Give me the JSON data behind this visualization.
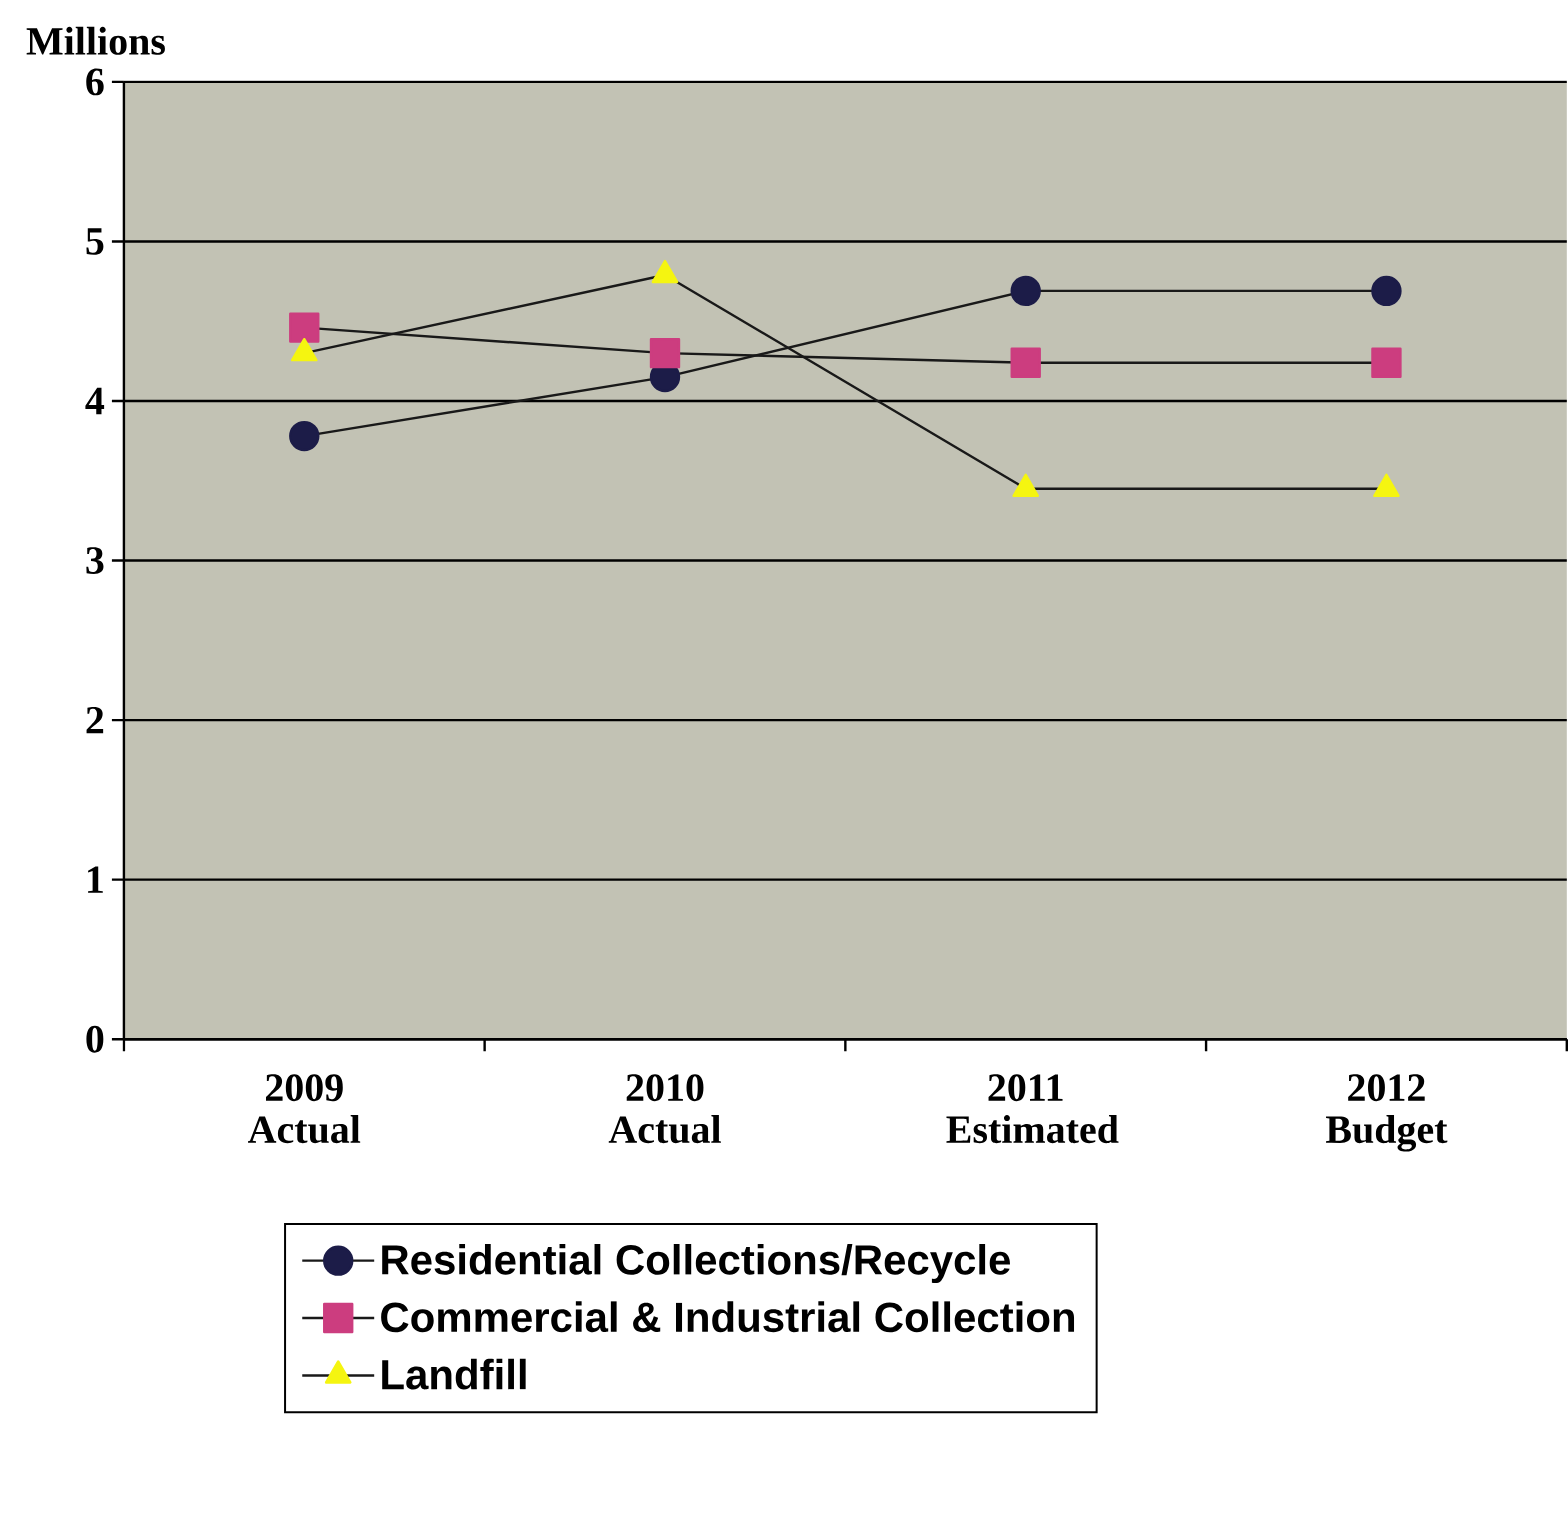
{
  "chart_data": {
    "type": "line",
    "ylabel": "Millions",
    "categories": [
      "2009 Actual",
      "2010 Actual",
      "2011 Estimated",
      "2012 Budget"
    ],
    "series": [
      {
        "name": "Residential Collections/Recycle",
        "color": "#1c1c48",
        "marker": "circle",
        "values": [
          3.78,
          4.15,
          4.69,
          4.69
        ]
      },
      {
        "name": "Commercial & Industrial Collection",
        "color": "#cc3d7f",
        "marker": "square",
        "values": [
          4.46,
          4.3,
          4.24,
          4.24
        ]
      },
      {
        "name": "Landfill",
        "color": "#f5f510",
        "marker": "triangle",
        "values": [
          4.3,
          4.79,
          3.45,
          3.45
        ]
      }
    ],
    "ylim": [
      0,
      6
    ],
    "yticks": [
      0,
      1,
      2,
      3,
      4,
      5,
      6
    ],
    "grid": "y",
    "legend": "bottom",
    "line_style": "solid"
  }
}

> _The exercise_
Work out how many lines of the listing above include "name". Answer with the number and nothing more.

> _Complete response_
3